### Aim:
List each line of the data that holds the string "emoji", please.

### Record set:
####
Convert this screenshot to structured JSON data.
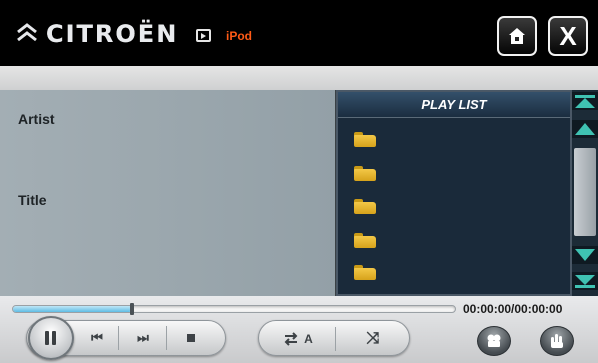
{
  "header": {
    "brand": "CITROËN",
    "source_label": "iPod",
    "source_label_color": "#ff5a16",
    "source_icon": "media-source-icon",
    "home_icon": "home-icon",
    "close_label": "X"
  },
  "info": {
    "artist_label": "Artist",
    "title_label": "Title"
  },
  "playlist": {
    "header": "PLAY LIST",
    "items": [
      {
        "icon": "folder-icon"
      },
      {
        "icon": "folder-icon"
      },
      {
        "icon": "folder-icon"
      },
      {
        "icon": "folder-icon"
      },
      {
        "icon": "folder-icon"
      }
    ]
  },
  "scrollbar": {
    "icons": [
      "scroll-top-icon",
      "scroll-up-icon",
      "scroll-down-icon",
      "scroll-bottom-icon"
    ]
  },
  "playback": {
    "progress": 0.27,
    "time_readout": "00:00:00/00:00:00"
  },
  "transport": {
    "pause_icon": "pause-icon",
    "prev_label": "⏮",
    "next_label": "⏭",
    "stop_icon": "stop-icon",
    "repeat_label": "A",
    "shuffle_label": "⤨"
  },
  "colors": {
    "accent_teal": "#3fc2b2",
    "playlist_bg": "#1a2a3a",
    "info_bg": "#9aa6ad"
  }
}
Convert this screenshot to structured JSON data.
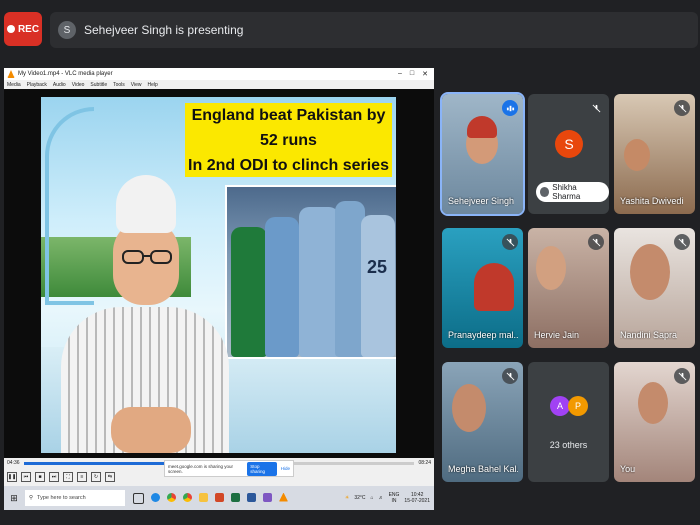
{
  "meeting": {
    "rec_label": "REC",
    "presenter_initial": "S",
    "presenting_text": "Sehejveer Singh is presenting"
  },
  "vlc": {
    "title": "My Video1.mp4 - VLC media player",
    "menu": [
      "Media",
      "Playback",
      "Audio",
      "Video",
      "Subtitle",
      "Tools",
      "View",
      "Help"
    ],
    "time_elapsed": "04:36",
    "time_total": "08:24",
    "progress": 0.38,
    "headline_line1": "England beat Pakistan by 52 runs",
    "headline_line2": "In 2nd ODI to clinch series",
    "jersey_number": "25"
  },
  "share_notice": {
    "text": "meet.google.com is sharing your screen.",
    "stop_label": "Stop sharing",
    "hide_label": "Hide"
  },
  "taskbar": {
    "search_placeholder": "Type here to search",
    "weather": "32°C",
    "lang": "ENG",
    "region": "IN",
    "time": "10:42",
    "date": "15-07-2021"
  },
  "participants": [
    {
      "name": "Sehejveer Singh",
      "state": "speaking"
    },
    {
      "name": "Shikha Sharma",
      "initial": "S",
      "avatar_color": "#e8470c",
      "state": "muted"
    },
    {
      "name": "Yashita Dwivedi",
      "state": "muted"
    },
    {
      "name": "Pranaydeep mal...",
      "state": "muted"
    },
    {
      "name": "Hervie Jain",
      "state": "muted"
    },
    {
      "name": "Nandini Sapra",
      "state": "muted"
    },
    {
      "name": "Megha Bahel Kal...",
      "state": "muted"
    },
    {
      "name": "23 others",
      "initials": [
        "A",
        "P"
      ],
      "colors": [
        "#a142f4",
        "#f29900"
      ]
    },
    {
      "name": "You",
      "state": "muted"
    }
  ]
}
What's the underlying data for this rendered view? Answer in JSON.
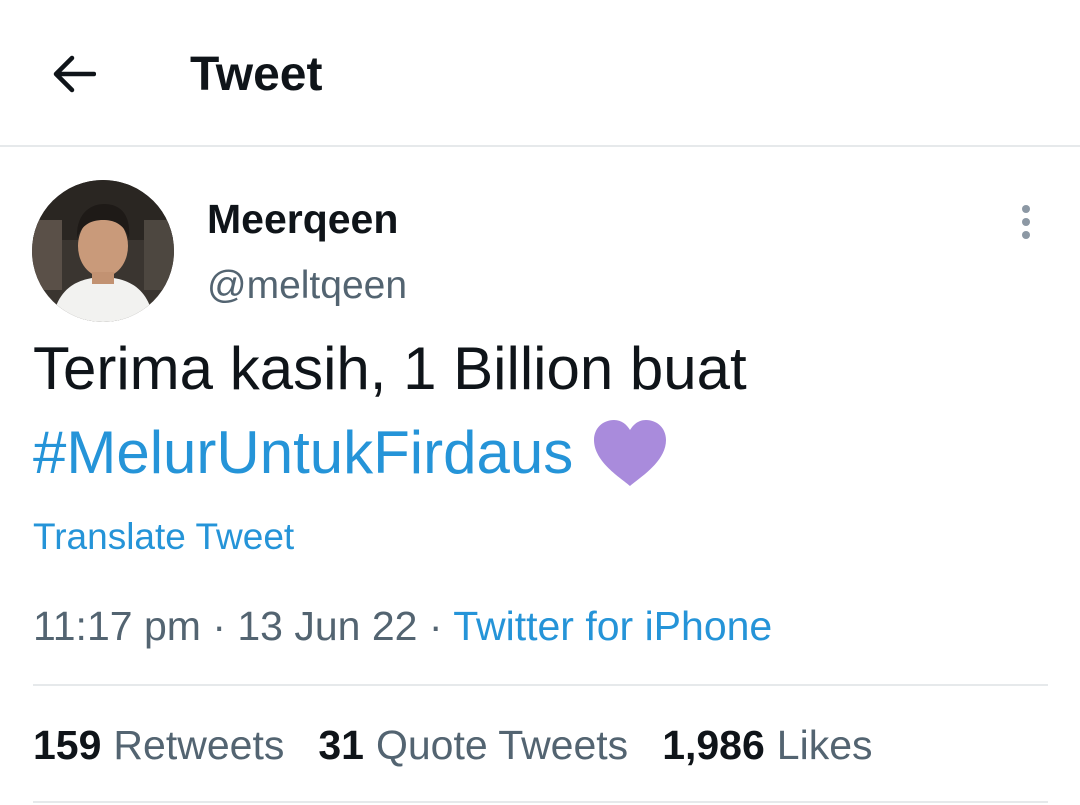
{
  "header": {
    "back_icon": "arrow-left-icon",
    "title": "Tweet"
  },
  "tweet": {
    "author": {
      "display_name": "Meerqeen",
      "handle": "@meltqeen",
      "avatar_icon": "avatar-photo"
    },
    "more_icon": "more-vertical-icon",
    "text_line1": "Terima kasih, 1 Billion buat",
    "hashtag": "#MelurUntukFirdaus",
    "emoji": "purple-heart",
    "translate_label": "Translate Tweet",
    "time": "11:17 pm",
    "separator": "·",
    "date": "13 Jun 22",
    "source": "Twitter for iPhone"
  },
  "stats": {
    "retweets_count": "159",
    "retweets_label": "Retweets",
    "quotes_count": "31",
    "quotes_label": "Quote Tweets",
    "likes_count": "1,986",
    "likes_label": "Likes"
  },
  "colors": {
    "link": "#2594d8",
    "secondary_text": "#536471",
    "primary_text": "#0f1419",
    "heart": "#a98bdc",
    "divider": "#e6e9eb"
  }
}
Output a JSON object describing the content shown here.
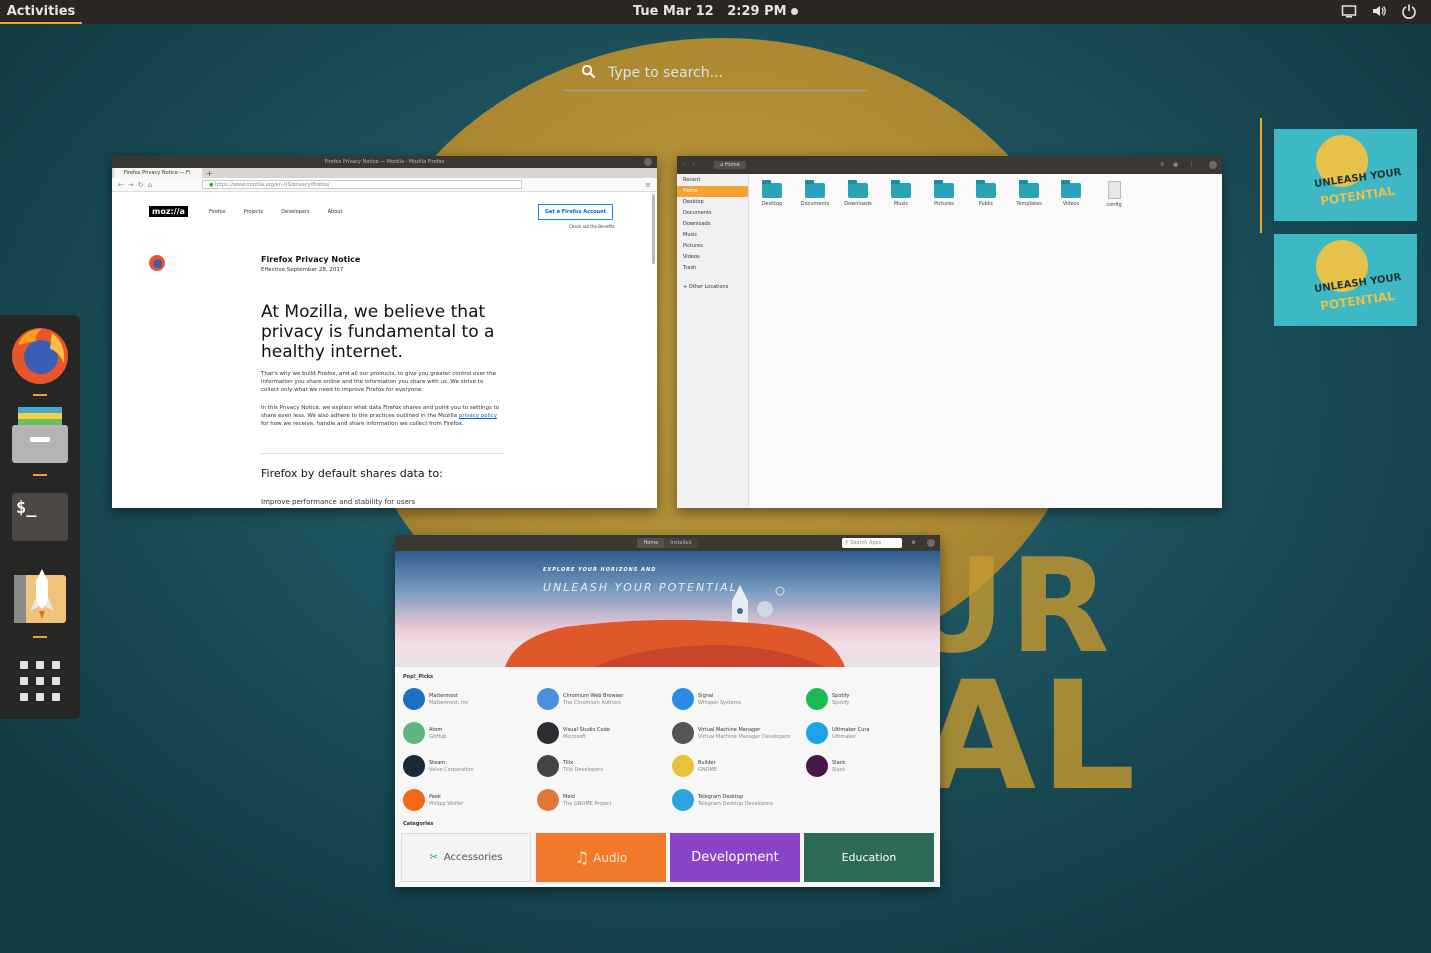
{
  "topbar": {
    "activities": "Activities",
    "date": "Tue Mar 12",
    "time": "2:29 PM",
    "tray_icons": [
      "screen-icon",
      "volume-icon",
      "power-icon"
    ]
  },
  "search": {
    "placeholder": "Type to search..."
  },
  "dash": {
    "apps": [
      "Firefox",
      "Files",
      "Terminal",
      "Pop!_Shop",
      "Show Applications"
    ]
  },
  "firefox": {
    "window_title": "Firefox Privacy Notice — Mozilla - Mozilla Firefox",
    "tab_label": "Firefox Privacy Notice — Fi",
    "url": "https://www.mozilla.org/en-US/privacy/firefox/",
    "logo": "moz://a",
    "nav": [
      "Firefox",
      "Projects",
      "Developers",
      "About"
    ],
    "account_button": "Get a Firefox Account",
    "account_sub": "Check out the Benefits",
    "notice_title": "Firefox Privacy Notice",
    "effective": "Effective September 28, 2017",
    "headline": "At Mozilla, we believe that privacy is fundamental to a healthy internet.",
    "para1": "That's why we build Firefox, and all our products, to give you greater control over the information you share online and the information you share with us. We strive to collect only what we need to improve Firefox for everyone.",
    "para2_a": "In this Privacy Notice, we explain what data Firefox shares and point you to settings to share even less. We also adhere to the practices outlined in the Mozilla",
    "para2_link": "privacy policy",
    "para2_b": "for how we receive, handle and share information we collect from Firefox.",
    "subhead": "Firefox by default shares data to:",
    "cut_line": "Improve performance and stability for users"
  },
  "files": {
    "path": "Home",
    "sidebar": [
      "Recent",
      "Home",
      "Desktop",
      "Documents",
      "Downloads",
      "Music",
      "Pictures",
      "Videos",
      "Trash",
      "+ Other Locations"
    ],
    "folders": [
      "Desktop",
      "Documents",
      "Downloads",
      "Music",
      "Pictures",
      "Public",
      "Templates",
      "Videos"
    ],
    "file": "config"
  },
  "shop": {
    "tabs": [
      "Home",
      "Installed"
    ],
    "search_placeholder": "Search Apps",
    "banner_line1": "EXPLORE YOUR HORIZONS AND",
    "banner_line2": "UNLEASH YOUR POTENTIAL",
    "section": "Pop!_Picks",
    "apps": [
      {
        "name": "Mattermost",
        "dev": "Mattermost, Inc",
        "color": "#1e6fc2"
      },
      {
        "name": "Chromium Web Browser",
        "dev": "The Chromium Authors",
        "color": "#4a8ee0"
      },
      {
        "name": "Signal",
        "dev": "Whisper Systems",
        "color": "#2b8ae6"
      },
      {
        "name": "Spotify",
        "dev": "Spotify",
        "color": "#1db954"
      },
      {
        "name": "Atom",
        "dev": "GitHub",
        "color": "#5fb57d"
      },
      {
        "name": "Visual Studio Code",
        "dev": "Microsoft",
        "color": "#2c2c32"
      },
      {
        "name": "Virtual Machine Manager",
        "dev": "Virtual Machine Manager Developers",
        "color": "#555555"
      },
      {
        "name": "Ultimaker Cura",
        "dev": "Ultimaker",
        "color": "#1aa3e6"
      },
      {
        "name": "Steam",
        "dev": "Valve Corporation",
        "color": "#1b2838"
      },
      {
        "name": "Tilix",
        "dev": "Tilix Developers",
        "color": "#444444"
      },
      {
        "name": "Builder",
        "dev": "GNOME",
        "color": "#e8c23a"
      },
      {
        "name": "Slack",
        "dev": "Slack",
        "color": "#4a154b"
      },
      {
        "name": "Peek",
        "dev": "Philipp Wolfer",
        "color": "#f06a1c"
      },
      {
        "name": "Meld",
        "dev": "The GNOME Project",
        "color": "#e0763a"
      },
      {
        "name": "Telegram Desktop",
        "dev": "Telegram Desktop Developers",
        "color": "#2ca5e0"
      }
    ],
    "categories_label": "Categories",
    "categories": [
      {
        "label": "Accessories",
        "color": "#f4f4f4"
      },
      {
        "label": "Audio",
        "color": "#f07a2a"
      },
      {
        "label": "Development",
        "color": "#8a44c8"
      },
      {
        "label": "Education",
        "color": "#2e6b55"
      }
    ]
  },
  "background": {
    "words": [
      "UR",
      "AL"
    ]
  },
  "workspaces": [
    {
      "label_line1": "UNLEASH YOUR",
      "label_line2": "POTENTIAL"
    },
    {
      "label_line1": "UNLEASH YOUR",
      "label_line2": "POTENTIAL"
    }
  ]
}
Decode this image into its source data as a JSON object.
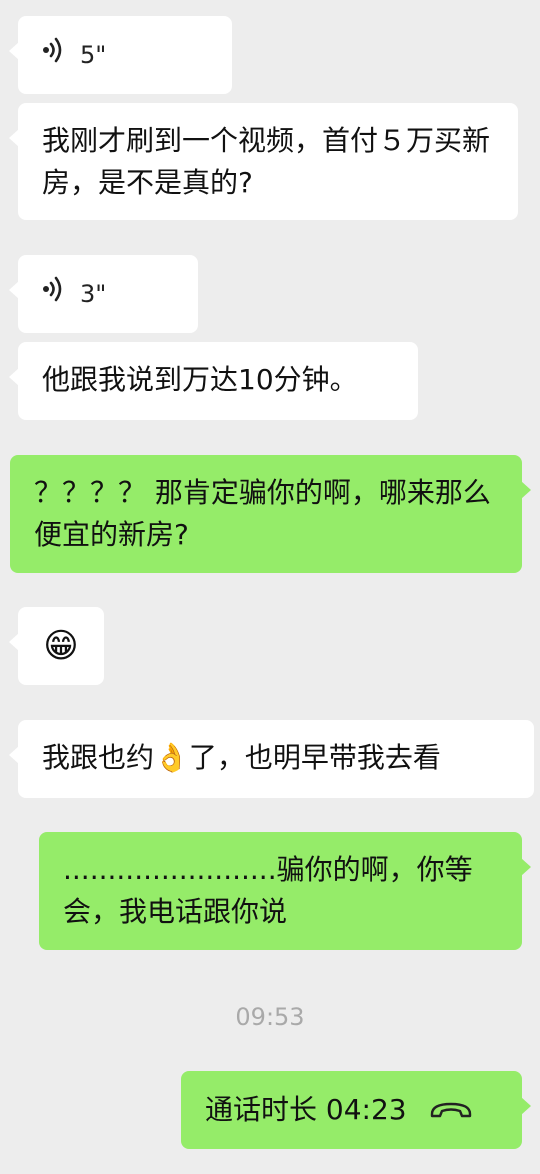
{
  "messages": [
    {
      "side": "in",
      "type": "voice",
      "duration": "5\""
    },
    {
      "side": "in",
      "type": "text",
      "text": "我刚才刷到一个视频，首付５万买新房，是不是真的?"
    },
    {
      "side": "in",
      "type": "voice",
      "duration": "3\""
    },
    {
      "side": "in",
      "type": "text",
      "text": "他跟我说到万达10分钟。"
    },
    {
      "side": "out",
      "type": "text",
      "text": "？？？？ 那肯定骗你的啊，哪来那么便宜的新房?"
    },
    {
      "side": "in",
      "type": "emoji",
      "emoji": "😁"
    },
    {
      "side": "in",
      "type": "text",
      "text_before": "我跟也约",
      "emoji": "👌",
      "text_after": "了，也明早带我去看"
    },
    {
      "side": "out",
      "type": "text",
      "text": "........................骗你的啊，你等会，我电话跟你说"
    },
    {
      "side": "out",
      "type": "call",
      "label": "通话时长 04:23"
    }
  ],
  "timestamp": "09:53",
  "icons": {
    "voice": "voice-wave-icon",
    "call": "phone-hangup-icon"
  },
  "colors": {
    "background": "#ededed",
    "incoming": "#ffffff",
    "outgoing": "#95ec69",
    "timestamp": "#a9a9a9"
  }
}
####
### Final result:
    "emoji": "purple-heart",
      "type": "emoji",
      "emoji": "😁"
      "emoji": "👌",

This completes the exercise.